■ **Problem requirements**
Pictures stay out of your copy, but everything else in the records below must be repeated exactly.

Start of Material for this task

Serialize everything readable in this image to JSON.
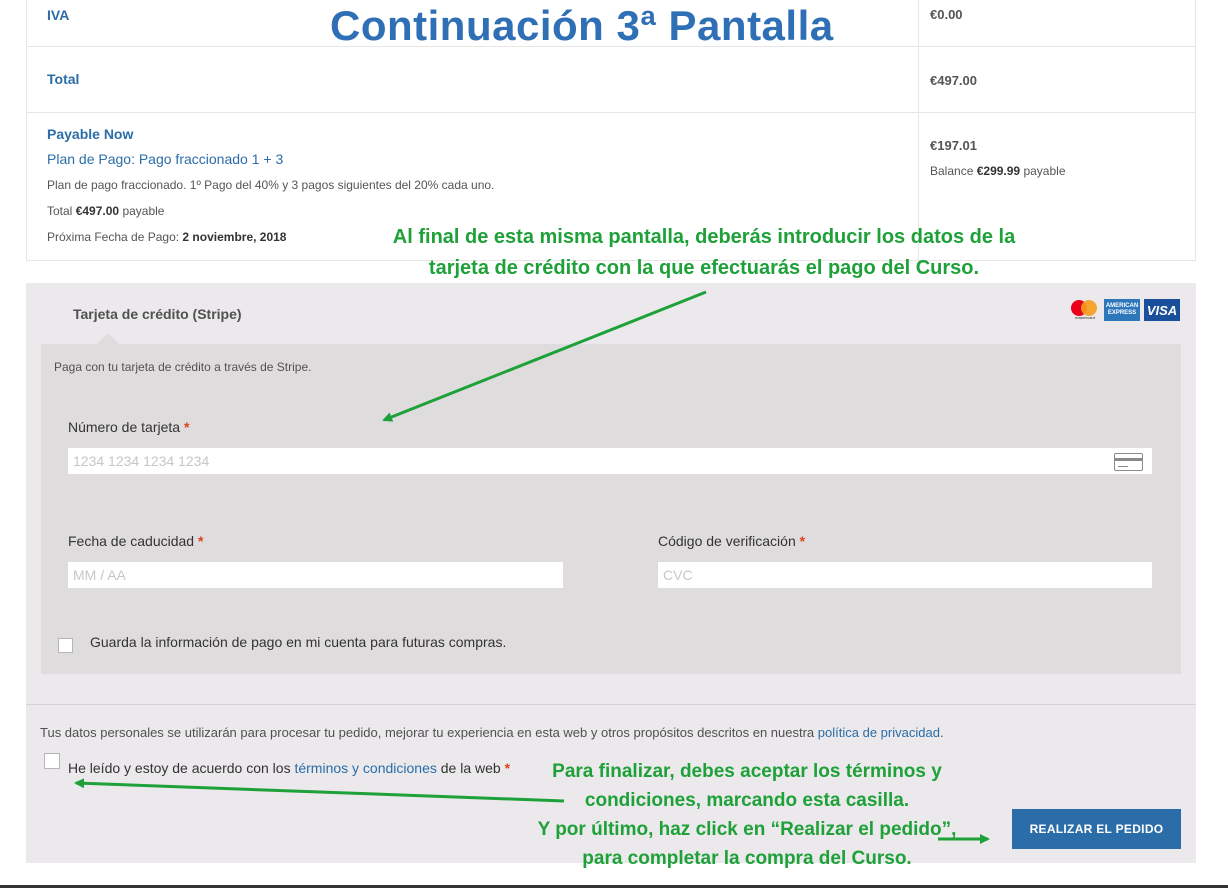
{
  "summary": {
    "iva_label": "IVA",
    "iva_value": "€0.00",
    "total_label": "Total",
    "total_value": "€497.00",
    "payable_now_label": "Payable Now",
    "plan_link": "Plan de Pago: Pago fraccionado 1 + 3",
    "plan_desc": "Plan de pago fraccionado. 1º Pago del 40% y 3 pagos siguientes del 20% cada uno.",
    "total_payable_prefix": "Total",
    "total_payable_amount": "€497.00",
    "total_payable_suffix": "payable",
    "next_date_prefix": "Próxima Fecha de Pago:",
    "next_date_value": "2 noviembre, 2018",
    "payable_now_value": "€197.01",
    "balance_prefix": "Balance",
    "balance_amount": "€299.99",
    "balance_suffix": "payable"
  },
  "annotations": {
    "title": "Continuación 3ª Pantalla",
    "card_note_line1": "Al final de esta misma pantalla, deberás introducir los datos de la",
    "card_note_line2": "tarjeta de crédito con la que efectuarás el pago del Curso.",
    "terms_note_line1": "Para finalizar, debes aceptar los términos y",
    "terms_note_line2": "condiciones, marcando esta casilla.",
    "terms_note_line3": "Y por último, haz click en “Realizar el pedido”,",
    "terms_note_line4": "para completar la compra del Curso.",
    "color": "#1ea139",
    "title_color": "#2f6fb5"
  },
  "payment": {
    "method_label": "Tarjeta de crédito (Stripe)",
    "card_brands": [
      "mastercard",
      "AMERICAN EXPRESS",
      "VISA"
    ],
    "mastercard_text": "mastercard",
    "amex_text": "AMERICAN EXPRESS",
    "visa_text": "VISA",
    "description": "Paga con tu tarjeta de crédito a través de Stripe.",
    "card_number_label": "Número de tarjeta",
    "card_number_placeholder": "1234 1234 1234 1234",
    "expiry_label": "Fecha de caducidad",
    "expiry_placeholder": "MM / AA",
    "cvc_label": "Código de verificación",
    "cvc_placeholder": "CVC",
    "required_mark": "*",
    "save_info_label": "Guarda la información de pago en mi cuenta para futuras compras.",
    "save_info_checked": false
  },
  "checkout": {
    "privacy_text": "Tus datos personales se utilizarán para procesar tu pedido, mejorar tu experiencia en esta web y otros propósitos descritos en nuestra",
    "privacy_link": "política de privacidad",
    "privacy_end": ".",
    "terms_prefix": "He leído y estoy de acuerdo con los",
    "terms_link": "términos y condiciones",
    "terms_suffix": "de la web",
    "terms_checked": false,
    "place_order_label": "Realizar el pedido",
    "accent_color": "#2b6da8"
  }
}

End of Material for this task

■ **Result**
Serialize everything readable in this image to JSON.
{
  "summary": {
    "iva_label": "IVA",
    "iva_value": "€0.00",
    "total_label": "Total",
    "total_value": "€497.00",
    "payable_now_label": "Payable Now",
    "plan_link": "Plan de Pago: Pago fraccionado 1 + 3",
    "plan_desc": "Plan de pago fraccionado. 1º Pago del 40% y 3 pagos siguientes del 20% cada uno.",
    "total_payable_prefix": "Total",
    "total_payable_amount": "€497.00",
    "total_payable_suffix": "payable",
    "next_date_prefix": "Próxima Fecha de Pago:",
    "next_date_value": "2 noviembre, 2018",
    "payable_now_value": "€197.01",
    "balance_prefix": "Balance",
    "balance_amount": "€299.99",
    "balance_suffix": "payable"
  },
  "annotations": {
    "title": "Continuación 3ª Pantalla",
    "card_note_line1": "Al final de esta misma pantalla, deberás introducir los datos de la",
    "card_note_line2": "tarjeta de crédito con la que efectuarás el pago del Curso.",
    "terms_note_line1": "Para finalizar, debes aceptar los términos y",
    "terms_note_line2": "condiciones, marcando esta casilla.",
    "terms_note_line3": "Y por último, haz click en “Realizar el pedido”,",
    "terms_note_line4": "para completar la compra del Curso.",
    "color": "#1ea139",
    "title_color": "#2f6fb5"
  },
  "payment": {
    "method_label": "Tarjeta de crédito (Stripe)",
    "card_brands": [
      "mastercard",
      "AMERICAN EXPRESS",
      "VISA"
    ],
    "mastercard_text": "mastercard",
    "amex_text": "AMERICAN EXPRESS",
    "visa_text": "VISA",
    "description": "Paga con tu tarjeta de crédito a través de Stripe.",
    "card_number_label": "Número de tarjeta",
    "card_number_placeholder": "1234 1234 1234 1234",
    "expiry_label": "Fecha de caducidad",
    "expiry_placeholder": "MM / AA",
    "cvc_label": "Código de verificación",
    "cvc_placeholder": "CVC",
    "required_mark": "*",
    "save_info_label": "Guarda la información de pago en mi cuenta para futuras compras.",
    "save_info_checked": false
  },
  "checkout": {
    "privacy_text": "Tus datos personales se utilizarán para procesar tu pedido, mejorar tu experiencia en esta web y otros propósitos descritos en nuestra",
    "privacy_link": "política de privacidad",
    "privacy_end": ".",
    "terms_prefix": "He leído y estoy de acuerdo con los",
    "terms_link": "términos y condiciones",
    "terms_suffix": "de la web",
    "terms_checked": false,
    "place_order_label": "Realizar el pedido",
    "accent_color": "#2b6da8"
  }
}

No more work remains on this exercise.